Sometimes it’s nice to see how people are doing things in real codebases. So here is another snippet from a real application I’m working on.

The Task

I had a class that generated a PDF report with the PRAWN gem that looked at data over a 5 year period. I was asked to create another report that was similar in design but only looked at a single year of data.

How I Went About This

I first reviewed the original class to see what would have to change to create the new report. I was trying to see if I could make the changes within the class or at least how to reuse the majority of the code as the reports are so similar.

Quickly I knew a new class would be needed for the new report (separate responsibilities and all). I also found that the original PDF class would need to be refactored, it was 773 lines and did way too much without letting me easily reuse anything.

I figured I could start breaking out the original PDF class into smaller classes that would be easier to maintain, test and reuse.

Below is one of the changes I made. This one method from the original PDF class seemed to do one thing, group some data into a specific structure for the report. It was ideal for extracting into it’s own class. It also had many areas within it that were ideal for extracting smaller methods. And, when done, this new class could be called from the new report.

Original Method

This is one method from a 773 line class (including comments). Note: comments have been trimmed to keep the post shorter and I have changed various naming/terms.

====

• _Stated task_: According to the refactoring post above, how many lines long was the original PDF class?

====

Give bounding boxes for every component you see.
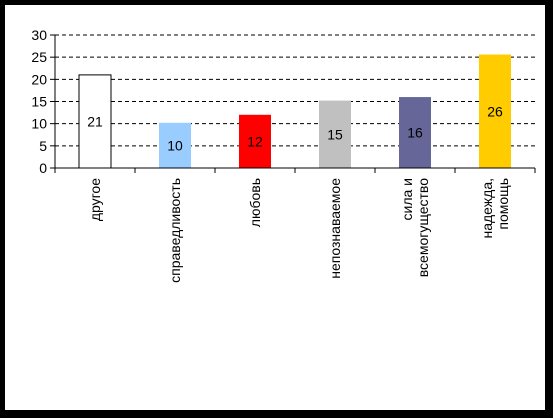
data-label: 12 [247,133,263,149]
y-tick-label: 15 [31,94,47,110]
data-label: 26 [487,103,503,119]
y-tick-label: 0 [39,160,47,176]
bar [78,74,112,169]
x-tick-label-line: надежда, [479,178,495,239]
bars: 21 10 12 15 16 26 [78,54,511,169]
bar [319,100,351,168]
x-tick-label: непознаваемое [327,178,343,279]
data-label: 10 [167,137,183,153]
bar [479,54,511,168]
y-tick-label: 10 [31,116,47,132]
x-tick-label-line: всемогущество [415,178,431,277]
bar-chart: 0 5 10 15 20 25 30 21 10 12 15 16 26 другое справедл… [31,27,536,283]
x-tick-label-line: непознаваемое [327,178,343,279]
bar [239,114,271,168]
data-label: 15 [327,126,343,142]
y-tick-label: 20 [31,71,47,87]
x-tick-label: надежда,помощь [479,178,511,239]
gridlines [55,34,535,147]
x-tick-label-line: другое [87,178,103,221]
data-label: 16 [407,125,423,141]
x-tick-label: сила ивсемогущество [399,178,431,277]
x-tick-label: любовь [247,178,263,227]
bar [399,97,431,168]
y-axis: 0 5 10 15 20 25 30 [31,27,56,176]
y-tick-label: 30 [31,27,47,43]
x-axis: другое справедливость любовь непознаваемое с… [54,167,536,283]
x-tick-label-line: любовь [247,178,263,227]
y-tick-label: 25 [31,49,47,65]
y-tick-label: 5 [39,138,47,154]
x-tick-label-line: справедливость [167,178,183,283]
x-tick-label-line: сила и [399,178,415,221]
x-tick-label: другое [87,178,103,221]
bar [159,122,191,168]
data-label: 21 [87,113,103,129]
x-tick-label: справедливость [167,178,183,283]
x-tick-label-line: помощь [495,178,511,230]
chart-frame: 0 5 10 15 20 25 30 21 10 12 15 16 26 другое справедл… [4,4,546,411]
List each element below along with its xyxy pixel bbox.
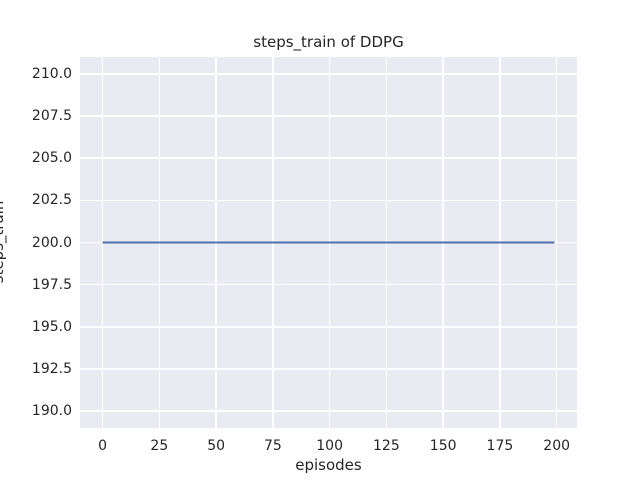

====

• _Task result_: 773 lines, including comments.